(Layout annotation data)
----------

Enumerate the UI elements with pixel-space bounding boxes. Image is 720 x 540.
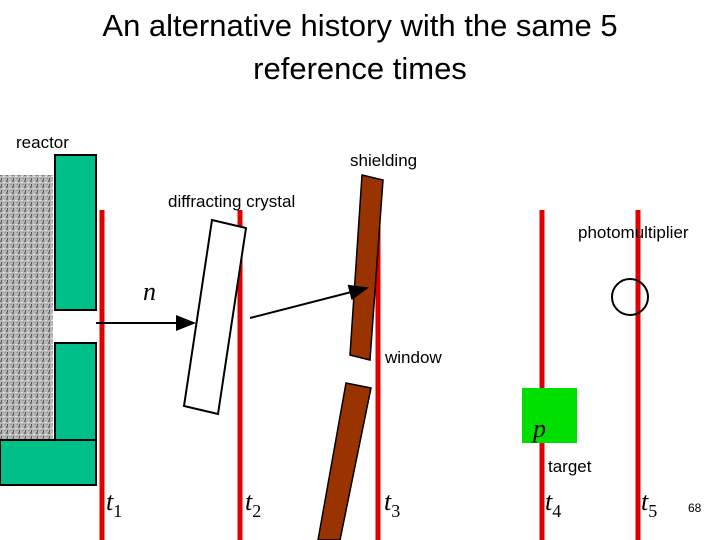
title-line: reference times: [253, 51, 467, 86]
neutron-label: n: [143, 277, 156, 306]
time-labels: t1 t2 t3 t4 t5: [106, 487, 657, 521]
label: diffracting crystal: [168, 192, 295, 211]
time-index: 5: [648, 501, 657, 521]
time-label: t5: [641, 487, 657, 521]
target: [522, 388, 577, 443]
reactor-shield: [0, 154, 97, 486]
time-label: t3: [384, 487, 400, 521]
label: photomultiplier: [578, 223, 689, 242]
crystal: [182, 218, 248, 416]
time-label: t2: [245, 487, 261, 521]
reactor-core: [0, 175, 53, 440]
label: shielding: [350, 151, 417, 170]
time-symbol: t: [106, 487, 114, 516]
time-index: 4: [552, 501, 561, 521]
photomultiplier: [611, 278, 649, 316]
time-label: t4: [545, 487, 561, 521]
proton-label: p: [531, 414, 546, 443]
title-line: An alternative history with the same 5: [102, 8, 617, 43]
time-symbol: t: [245, 487, 253, 516]
time-label: t1: [106, 487, 122, 521]
time-index: 1: [113, 501, 122, 521]
label: window: [384, 348, 442, 367]
label: target: [548, 457, 592, 476]
time-symbol: t: [641, 487, 649, 516]
neutron-arrow: [249, 284, 369, 319]
label: reactor: [16, 133, 69, 152]
shielding-wall: [317, 382, 372, 540]
time-symbol: t: [545, 487, 553, 516]
page-number: 68: [688, 501, 702, 515]
time-index: 3: [391, 501, 400, 521]
time-symbol: t: [384, 487, 392, 516]
time-index: 2: [252, 501, 261, 521]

----------

> What this task involves: Format every line of the records above as a Markdown table with the columns Row and Entry, one line per row in order. Skip blank lines and the picture lines.

> Response below:
| Row | Entry |
|---|---|
| 1 | Enumerate the UI elements with pixel-space bounding boxes. Image is 720 x 540. |
| 2 | title-line: reference times: [253, 51, 467, 86] |
| 3 | neutron-label: n: [143, 277, 156, 306] |
| 4 | time-labels: t1 t2 t3 t4 t5: [106, 487, 657, 521] |
| 5 | label: diffracting crystal: [168, 192, 295, 211] |
| 6 | time-index: 5: [648, 501, 657, 521] |
| 7 | time-label: t5: [641, 487, 657, 521] |
| 8 | target: [522, 388, 577, 443] |
| 9 | reactor-shield: [0, 154, 97, 486] |
| 10 | time-label: t3: [384, 487, 400, 521] |
| 11 | label: photomultiplier: [578, 223, 689, 242] |
| 12 | crystal: [182, 218, 248, 416] |
| 13 | time-label: t2: [245, 487, 261, 521] |
| 14 | reactor-core: [0, 175, 53, 440] |
| 15 | label: shielding: [350, 151, 417, 170] |
| 16 | time-symbol: t: [106, 487, 114, 516] |
| 17 | time-index: 4: [552, 501, 561, 521] |
| 18 | photomultiplier: [611, 278, 649, 316] |
| 19 | time-label: t4: [545, 487, 561, 521] |
| 20 | proton-label: p: [531, 414, 546, 443] |
| 21 | title-line: An alternative history with the same 5: [102, 8, 617, 43] |
| 22 | time-symbol: t: [245, 487, 253, 516] |
| 23 | time-label: t1: [106, 487, 122, 521] |
| 24 | time-index: 1: [113, 501, 122, 521] |
| 25 | label: window: [384, 348, 442, 367] |
| 26 | label: target: [548, 457, 592, 476] |
| 27 | time-symbol: t: [641, 487, 649, 516] |
| 28 | neutron-arrow: [249, 284, 369, 319] |
| 29 | label: reactor: [16, 133, 69, 152] |
| 30 | shielding-wall: [317, 382, 372, 540] |
| 31 | time-symbol: t: [545, 487, 553, 516] |
| 32 | page-number: 68: [688, 501, 702, 515] |
| 33 | time-index: 3: [391, 501, 400, 521] |
| 34 | time-symbol: t: [384, 487, 392, 516] |
| 35 | time-index: 2: [252, 501, 261, 521] |